§ Task:
Copy every entry word for word, but skip the pictures.

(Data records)
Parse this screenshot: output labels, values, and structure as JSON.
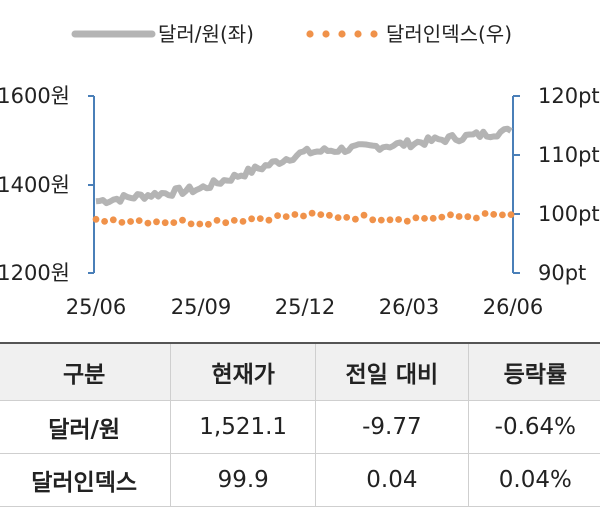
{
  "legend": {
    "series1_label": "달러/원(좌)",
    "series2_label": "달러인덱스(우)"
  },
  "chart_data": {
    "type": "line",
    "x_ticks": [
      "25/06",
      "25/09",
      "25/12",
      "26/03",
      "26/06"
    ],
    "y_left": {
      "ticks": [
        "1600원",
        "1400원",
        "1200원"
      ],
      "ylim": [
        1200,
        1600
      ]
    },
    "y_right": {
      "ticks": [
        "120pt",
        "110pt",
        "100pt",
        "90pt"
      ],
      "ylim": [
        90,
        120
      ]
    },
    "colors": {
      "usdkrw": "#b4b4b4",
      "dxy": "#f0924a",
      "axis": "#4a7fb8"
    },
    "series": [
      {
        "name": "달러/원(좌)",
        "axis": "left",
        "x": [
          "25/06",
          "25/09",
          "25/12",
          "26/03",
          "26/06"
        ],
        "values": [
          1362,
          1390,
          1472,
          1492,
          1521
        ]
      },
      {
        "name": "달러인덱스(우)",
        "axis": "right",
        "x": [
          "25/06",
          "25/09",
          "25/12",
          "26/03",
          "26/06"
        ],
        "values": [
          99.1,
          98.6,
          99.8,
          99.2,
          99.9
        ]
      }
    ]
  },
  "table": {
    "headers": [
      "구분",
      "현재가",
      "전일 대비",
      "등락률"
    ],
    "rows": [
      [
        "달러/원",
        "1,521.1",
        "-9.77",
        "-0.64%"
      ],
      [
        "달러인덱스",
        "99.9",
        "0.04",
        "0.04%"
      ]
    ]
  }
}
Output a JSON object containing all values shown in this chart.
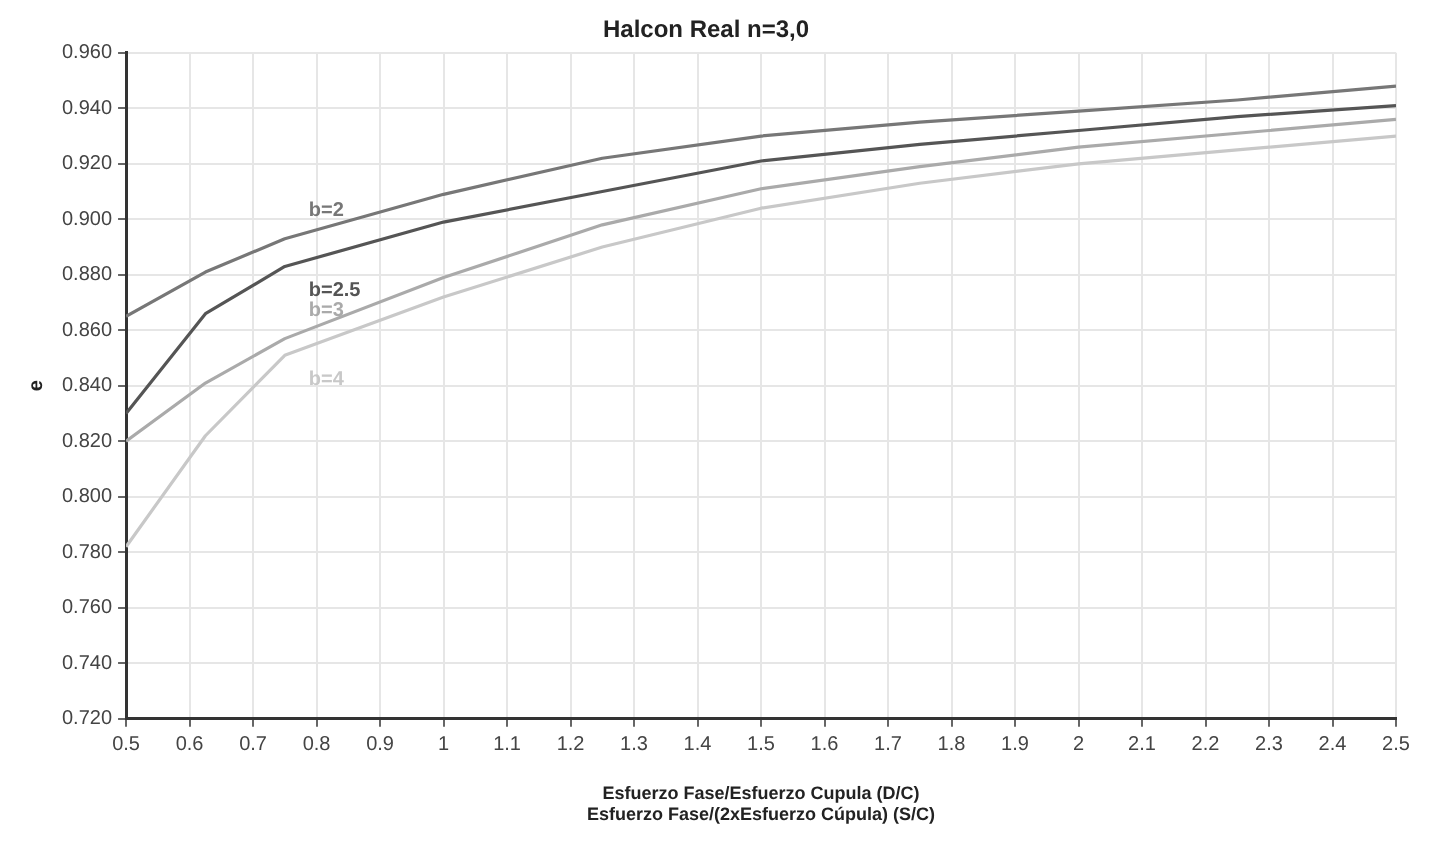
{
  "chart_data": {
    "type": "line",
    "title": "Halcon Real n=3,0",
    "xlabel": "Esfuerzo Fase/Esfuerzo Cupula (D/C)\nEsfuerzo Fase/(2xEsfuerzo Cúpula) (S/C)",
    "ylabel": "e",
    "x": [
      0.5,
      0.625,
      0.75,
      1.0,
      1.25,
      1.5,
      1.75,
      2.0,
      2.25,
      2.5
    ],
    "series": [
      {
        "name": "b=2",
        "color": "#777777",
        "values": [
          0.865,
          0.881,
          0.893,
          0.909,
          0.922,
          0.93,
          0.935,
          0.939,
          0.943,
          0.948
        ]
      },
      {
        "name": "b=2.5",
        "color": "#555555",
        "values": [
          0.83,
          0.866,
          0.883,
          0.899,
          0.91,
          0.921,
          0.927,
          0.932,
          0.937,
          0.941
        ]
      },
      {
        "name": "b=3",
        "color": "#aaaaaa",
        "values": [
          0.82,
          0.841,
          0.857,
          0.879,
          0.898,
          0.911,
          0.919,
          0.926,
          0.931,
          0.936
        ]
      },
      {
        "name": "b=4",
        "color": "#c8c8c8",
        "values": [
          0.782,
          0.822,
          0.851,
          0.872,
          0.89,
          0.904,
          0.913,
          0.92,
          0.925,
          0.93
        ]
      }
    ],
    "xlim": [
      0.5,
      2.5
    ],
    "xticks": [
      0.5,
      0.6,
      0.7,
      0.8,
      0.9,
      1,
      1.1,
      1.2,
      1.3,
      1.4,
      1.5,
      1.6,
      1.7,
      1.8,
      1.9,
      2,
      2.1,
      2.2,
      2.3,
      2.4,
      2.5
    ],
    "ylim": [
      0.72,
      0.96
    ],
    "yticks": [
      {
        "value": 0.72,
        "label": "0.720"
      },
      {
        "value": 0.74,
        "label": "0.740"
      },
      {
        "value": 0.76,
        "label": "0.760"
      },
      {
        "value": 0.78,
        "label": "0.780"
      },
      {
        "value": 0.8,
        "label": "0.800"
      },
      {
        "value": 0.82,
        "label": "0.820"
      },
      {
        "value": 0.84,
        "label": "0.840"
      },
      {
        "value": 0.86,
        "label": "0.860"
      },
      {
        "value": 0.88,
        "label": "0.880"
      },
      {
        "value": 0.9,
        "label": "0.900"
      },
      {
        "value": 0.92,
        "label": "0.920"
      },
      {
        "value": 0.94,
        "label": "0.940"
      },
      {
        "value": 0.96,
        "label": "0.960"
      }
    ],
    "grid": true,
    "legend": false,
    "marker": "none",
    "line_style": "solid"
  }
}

§ Result of this task:
Parse this screenshot: output labels, values, and structure as JSON.
{
  "legend": {
    "series1_label": "달러/원(좌)",
    "series2_label": "달러인덱스(우)"
  },
  "chart_data": {
    "type": "line",
    "x_ticks": [
      "25/06",
      "25/09",
      "25/12",
      "26/03",
      "26/06"
    ],
    "y_left": {
      "ticks": [
        "1600원",
        "1400원",
        "1200원"
      ],
      "ylim": [
        1200,
        1600
      ]
    },
    "y_right": {
      "ticks": [
        "120pt",
        "110pt",
        "100pt",
        "90pt"
      ],
      "ylim": [
        90,
        120
      ]
    },
    "colors": {
      "usdkrw": "#b4b4b4",
      "dxy": "#f0924a",
      "axis": "#4a7fb8"
    },
    "series": [
      {
        "name": "달러/원(좌)",
        "axis": "left",
        "x": [
          "25/06",
          "25/09",
          "25/12",
          "26/03",
          "26/06"
        ],
        "values": [
          1362,
          1390,
          1472,
          1492,
          1521
        ]
      },
      {
        "name": "달러인덱스(우)",
        "axis": "right",
        "x": [
          "25/06",
          "25/09",
          "25/12",
          "26/03",
          "26/06"
        ],
        "values": [
          99.1,
          98.6,
          99.8,
          99.2,
          99.9
        ]
      }
    ]
  },
  "table": {
    "headers": [
      "구분",
      "현재가",
      "전일 대비",
      "등락률"
    ],
    "rows": [
      [
        "달러/원",
        "1,521.1",
        "-9.77",
        "-0.64%"
      ],
      [
        "달러인덱스",
        "99.9",
        "0.04",
        "0.04%"
      ]
    ]
  }
}
Output a JSON object containing all values shown in this chart.
{
  "chart_data": {
    "type": "line",
    "title": "Halcon Real n=3,0",
    "xlabel": "Esfuerzo Fase/Esfuerzo Cupula (D/C)\nEsfuerzo Fase/(2xEsfuerzo Cúpula) (S/C)",
    "ylabel": "e",
    "x": [
      0.5,
      0.625,
      0.75,
      1.0,
      1.25,
      1.5,
      1.75,
      2.0,
      2.25,
      2.5
    ],
    "series": [
      {
        "name": "b=2",
        "color": "#777777",
        "values": [
          0.865,
          0.881,
          0.893,
          0.909,
          0.922,
          0.93,
          0.935,
          0.939,
          0.943,
          0.948
        ]
      },
      {
        "name": "b=2.5",
        "color": "#555555",
        "values": [
          0.83,
          0.866,
          0.883,
          0.899,
          0.91,
          0.921,
          0.927,
          0.932,
          0.937,
          0.941
        ]
      },
      {
        "name": "b=3",
        "color": "#aaaaaa",
        "values": [
          0.82,
          0.841,
          0.857,
          0.879,
          0.898,
          0.911,
          0.919,
          0.926,
          0.931,
          0.936
        ]
      },
      {
        "name": "b=4",
        "color": "#c8c8c8",
        "values": [
          0.782,
          0.822,
          0.851,
          0.872,
          0.89,
          0.904,
          0.913,
          0.92,
          0.925,
          0.93
        ]
      }
    ],
    "xlim": [
      0.5,
      2.5
    ],
    "xticks": [
      0.5,
      0.6,
      0.7,
      0.8,
      0.9,
      1,
      1.1,
      1.2,
      1.3,
      1.4,
      1.5,
      1.6,
      1.7,
      1.8,
      1.9,
      2,
      2.1,
      2.2,
      2.3,
      2.4,
      2.5
    ],
    "ylim": [
      0.72,
      0.96
    ],
    "yticks": [
      {
        "value": 0.72,
        "label": "0.720"
      },
      {
        "value": 0.74,
        "label": "0.740"
      },
      {
        "value": 0.76,
        "label": "0.760"
      },
      {
        "value": 0.78,
        "label": "0.780"
      },
      {
        "value": 0.8,
        "label": "0.800"
      },
      {
        "value": 0.82,
        "label": "0.820"
      },
      {
        "value": 0.84,
        "label": "0.840"
      },
      {
        "value": 0.86,
        "label": "0.860"
      },
      {
        "value": 0.88,
        "label": "0.880"
      },
      {
        "value": 0.9,
        "label": "0.900"
      },
      {
        "value": 0.92,
        "label": "0.920"
      },
      {
        "value": 0.94,
        "label": "0.940"
      },
      {
        "value": 0.96,
        "label": "0.960"
      }
    ],
    "grid": true,
    "legend": false,
    "marker": "none",
    "line_style": "solid"
  }
}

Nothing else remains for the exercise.